— START Data shown —

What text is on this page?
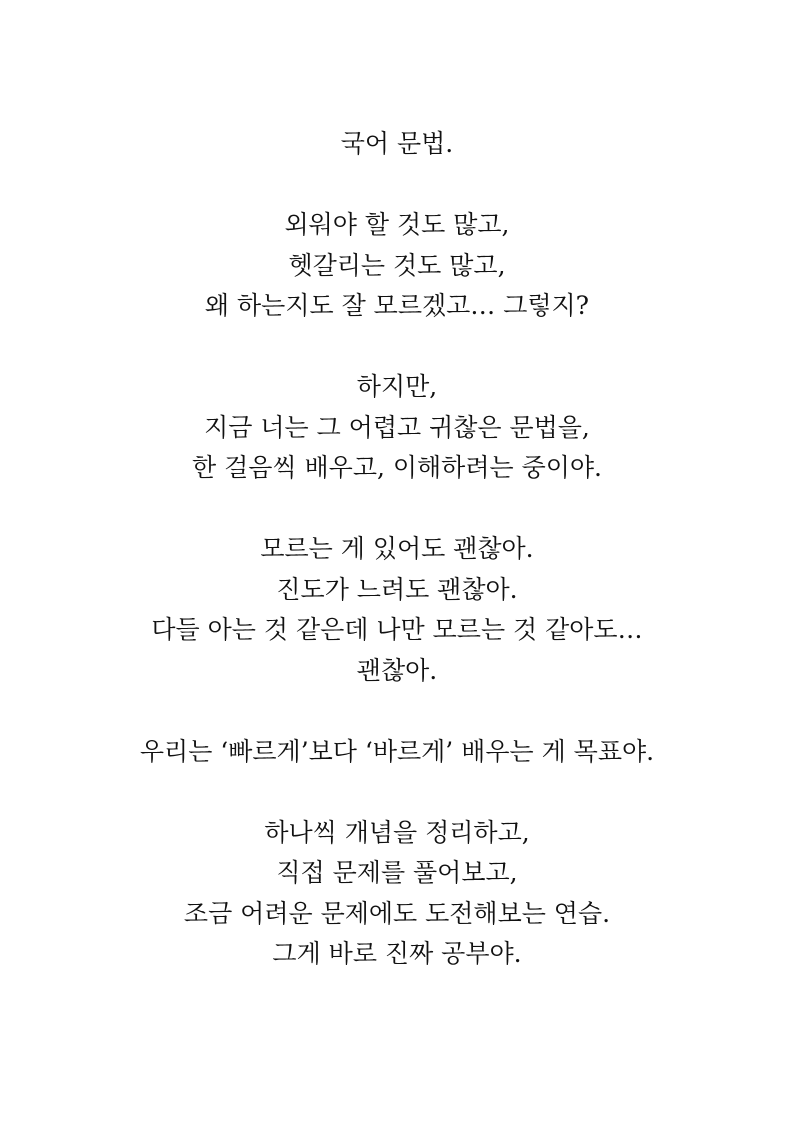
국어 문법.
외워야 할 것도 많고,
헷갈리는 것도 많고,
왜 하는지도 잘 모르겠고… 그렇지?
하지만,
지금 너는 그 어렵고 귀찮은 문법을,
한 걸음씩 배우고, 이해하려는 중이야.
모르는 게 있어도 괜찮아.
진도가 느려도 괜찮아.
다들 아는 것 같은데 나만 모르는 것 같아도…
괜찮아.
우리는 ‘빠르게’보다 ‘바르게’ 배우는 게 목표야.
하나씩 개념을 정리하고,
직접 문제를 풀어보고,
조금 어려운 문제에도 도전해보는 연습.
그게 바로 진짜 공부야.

— END Data shown —

Give all the lines above again, character for character, without pictures.

> Final answer:
What text is on this page?
국어 문법.
외워야 할 것도 많고,
헷갈리는 것도 많고,
왜 하는지도 잘 모르겠고… 그렇지?
하지만,
지금 너는 그 어렵고 귀찮은 문법을,
한 걸음씩 배우고, 이해하려는 중이야.
모르는 게 있어도 괜찮아.
진도가 느려도 괜찮아.
다들 아는 것 같은데 나만 모르는 것 같아도…
괜찮아.
우리는 ‘빠르게’보다 ‘바르게’ 배우는 게 목표야.
하나씩 개념을 정리하고,
직접 문제를 풀어보고,
조금 어려운 문제에도 도전해보는 연습.
그게 바로 진짜 공부야.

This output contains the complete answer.